## Instructions to follow
Quote every line of the material beneath this one.

Data extracted from a collection:

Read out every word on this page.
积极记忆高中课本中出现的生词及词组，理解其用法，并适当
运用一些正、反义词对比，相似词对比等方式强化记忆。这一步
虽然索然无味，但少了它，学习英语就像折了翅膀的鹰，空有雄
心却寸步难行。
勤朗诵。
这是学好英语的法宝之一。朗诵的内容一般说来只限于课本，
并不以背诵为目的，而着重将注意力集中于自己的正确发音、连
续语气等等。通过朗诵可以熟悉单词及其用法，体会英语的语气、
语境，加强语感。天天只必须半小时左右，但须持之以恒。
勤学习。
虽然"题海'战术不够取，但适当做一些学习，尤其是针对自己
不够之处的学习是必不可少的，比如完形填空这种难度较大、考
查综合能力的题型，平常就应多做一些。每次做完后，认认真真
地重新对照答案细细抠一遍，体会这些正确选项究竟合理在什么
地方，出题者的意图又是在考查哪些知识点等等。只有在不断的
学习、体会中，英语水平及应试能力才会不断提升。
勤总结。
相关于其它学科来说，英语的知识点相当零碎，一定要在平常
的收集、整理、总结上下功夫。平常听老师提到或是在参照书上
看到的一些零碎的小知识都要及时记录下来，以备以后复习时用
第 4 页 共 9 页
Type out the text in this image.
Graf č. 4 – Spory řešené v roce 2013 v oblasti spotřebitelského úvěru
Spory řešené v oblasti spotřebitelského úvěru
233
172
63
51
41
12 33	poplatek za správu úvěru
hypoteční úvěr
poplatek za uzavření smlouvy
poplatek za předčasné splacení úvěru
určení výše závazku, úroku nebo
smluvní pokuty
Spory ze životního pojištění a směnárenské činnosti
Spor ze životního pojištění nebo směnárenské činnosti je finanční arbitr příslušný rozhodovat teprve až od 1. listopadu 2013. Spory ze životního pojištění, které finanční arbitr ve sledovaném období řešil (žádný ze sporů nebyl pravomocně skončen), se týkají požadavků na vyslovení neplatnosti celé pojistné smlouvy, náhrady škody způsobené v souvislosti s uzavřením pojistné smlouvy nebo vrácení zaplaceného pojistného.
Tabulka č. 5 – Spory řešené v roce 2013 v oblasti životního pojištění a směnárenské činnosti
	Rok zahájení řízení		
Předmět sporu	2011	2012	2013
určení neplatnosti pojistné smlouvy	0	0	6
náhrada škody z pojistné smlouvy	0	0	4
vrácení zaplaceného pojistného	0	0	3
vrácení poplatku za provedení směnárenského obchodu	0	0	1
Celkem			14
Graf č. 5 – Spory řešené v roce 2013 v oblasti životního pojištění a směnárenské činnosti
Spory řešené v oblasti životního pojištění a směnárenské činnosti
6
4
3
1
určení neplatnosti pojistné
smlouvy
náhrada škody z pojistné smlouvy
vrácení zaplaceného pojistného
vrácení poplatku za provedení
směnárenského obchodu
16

## Task response
Read out every word on this page.
积极记忆高中课本中出现的生词及词组，理解其用法，并适当
运用一些正、反义词对比，相似词对比等方式强化记忆。这一步
虽然索然无味，但少了它，学习英语就像折了翅膀的鹰，空有雄
心却寸步难行。
勤朗诵。
这是学好英语的法宝之一。朗诵的内容一般说来只限于课本，
并不以背诵为目的，而着重将注意力集中于自己的正确发音、连
续语气等等。通过朗诵可以熟悉单词及其用法，体会英语的语气、
语境，加强语感。天天只必须半小时左右，但须持之以恒。
勤学习。
虽然"题海'战术不够取，但适当做一些学习，尤其是针对自己
不够之处的学习是必不可少的，比如完形填空这种难度较大、考
查综合能力的题型，平常就应多做一些。每次做完后，认认真真
地重新对照答案细细抠一遍，体会这些正确选项究竟合理在什么
地方，出题者的意图又是在考查哪些知识点等等。只有在不断的
学习、体会中，英语水平及应试能力才会不断提升。
勤总结。
相关于其它学科来说，英语的知识点相当零碎，一定要在平常
的收集、整理、总结上下功夫。平常听老师提到或是在参照书上
看到的一些零碎的小知识都要及时记录下来，以备以后复习时用
第 4 页 共 9 页
Type out the text in this image.
Graf č. 4 – Spory řešené v roce 2013 v oblasti spotřebitelského úvěru
Spory řešené v oblasti spotřebitelského úvěru
233
172
63
51
41
12 33	poplatek za správu úvěru
hypoteční úvěr
poplatek za uzavření smlouvy
poplatek za předčasné splacení úvěru
určení výše závazku, úroku nebo
smluvní pokuty
Spory ze životního pojištění a směnárenské činnosti
Spor ze životního pojištění nebo směnárenské činnosti je finanční arbitr příslušný rozhodovat teprve až od 1. listopadu 2013. Spory ze životního pojištění, které finanční arbitr ve sledovaném období řešil (žádný ze sporů nebyl pravomocně skončen), se týkají požadavků na vyslovení neplatnosti celé pojistné smlouvy, náhrady škody způsobené v souvislosti s uzavřením pojistné smlouvy nebo vrácení zaplaceného pojistného.
Tabulka č. 5 – Spory řešené v roce 2013 v oblasti životního pojištění a směnárenské činnosti
	Rok zahájení řízení		
Předmět sporu	2011	2012	2013
určení neplatnosti pojistné smlouvy	0	0	6
náhrada škody z pojistné smlouvy	0	0	4
vrácení zaplaceného pojistného	0	0	3
vrácení poplatku za provedení směnárenského obchodu	0	0	1
Celkem			14
Graf č. 5 – Spory řešené v roce 2013 v oblasti životního pojištění a směnárenské činnosti
Spory řešené v oblasti životního pojištění a směnárenské činnosti
6
4
3
1
určení neplatnosti pojistné
smlouvy
náhrada škody z pojistné smlouvy
vrácení zaplaceného pojistného
vrácení poplatku za provedení
směnárenského obchodu
16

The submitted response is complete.